**Passage to read:**
══════════
In the fall of 2009, award-winning painters, with roots and homes from across the United States, Mexico, Ireland, Bulgaria and Russia, met in San Miguel de Allende, Mexico. Inspired by this thriving art colony, historic town, its magnificent surrounds and each other, these artists created a wonderful diversity of plein air works in their individual styles. These established artists are bringing their completed works together for exclusive shows on Cape Cod, another area widely known for its natural beauty, history and for nurturing the arts.

Please view Scott Burdick's Journal for more information about the trip.
══════════
Element and region data:
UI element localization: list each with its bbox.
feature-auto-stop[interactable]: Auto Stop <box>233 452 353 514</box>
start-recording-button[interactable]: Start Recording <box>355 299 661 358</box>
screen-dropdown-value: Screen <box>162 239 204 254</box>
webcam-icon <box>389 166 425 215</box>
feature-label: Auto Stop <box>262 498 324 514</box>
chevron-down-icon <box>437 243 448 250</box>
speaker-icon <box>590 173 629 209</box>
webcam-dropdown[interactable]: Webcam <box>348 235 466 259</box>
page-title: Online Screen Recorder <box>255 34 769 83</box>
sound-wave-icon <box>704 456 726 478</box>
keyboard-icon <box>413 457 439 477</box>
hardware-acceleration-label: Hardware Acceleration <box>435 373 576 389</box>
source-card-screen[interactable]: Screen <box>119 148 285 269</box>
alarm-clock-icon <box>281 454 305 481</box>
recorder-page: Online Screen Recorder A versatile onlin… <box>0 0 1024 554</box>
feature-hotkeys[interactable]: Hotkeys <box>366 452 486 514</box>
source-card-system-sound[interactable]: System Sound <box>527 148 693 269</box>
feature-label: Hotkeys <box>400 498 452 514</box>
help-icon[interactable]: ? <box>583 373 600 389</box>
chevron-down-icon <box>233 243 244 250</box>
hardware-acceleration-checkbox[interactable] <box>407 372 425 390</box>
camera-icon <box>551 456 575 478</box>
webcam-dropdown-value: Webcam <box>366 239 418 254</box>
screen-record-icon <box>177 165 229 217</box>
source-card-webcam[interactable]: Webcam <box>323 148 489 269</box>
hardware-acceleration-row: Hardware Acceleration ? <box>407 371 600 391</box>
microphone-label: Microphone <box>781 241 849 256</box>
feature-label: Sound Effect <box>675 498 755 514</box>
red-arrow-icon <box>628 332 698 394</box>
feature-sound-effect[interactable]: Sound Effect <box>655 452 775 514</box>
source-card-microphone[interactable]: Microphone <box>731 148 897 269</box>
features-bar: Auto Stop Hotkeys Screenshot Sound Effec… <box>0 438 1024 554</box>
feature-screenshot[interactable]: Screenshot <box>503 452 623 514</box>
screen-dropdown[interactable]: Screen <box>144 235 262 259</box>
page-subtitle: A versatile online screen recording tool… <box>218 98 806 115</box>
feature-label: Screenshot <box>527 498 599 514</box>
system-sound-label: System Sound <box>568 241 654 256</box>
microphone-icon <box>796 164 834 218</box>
══════════
**What is asked:**
A - In the passage about the painters' trip, where did the painters meet in the fall of 2009?
B - In the passage about the painters' trip, rewrite the part starting with "In the fall" and going on through "about the trip.", swapping "artists" for "painters".
C - List every country that the passage about the painters' trip names as a place the painters have roots and homes.

**Task responses:**
A - San Miguel de Allende, Mexico.

B -
In the fall of 2009, award-winning painters, with roots and homes from across the United States, Mexico, Ireland, Bulgaria and Russia, met in San Miguel de Allende, Mexico. Inspired by this thriving art colony, historic town, its magnificent surrounds and each other, these painters created a wonderful diversity of plein air works in their individual styles. These established painters are bringing their completed works together for exclusive shows on Cape Cod, another area widely known for its natural beauty, history and for nurturing the arts.

Please view Scott Burdick's Journal for more information about the trip.

C - United States, Mexico, Ireland, Bulgaria, Russia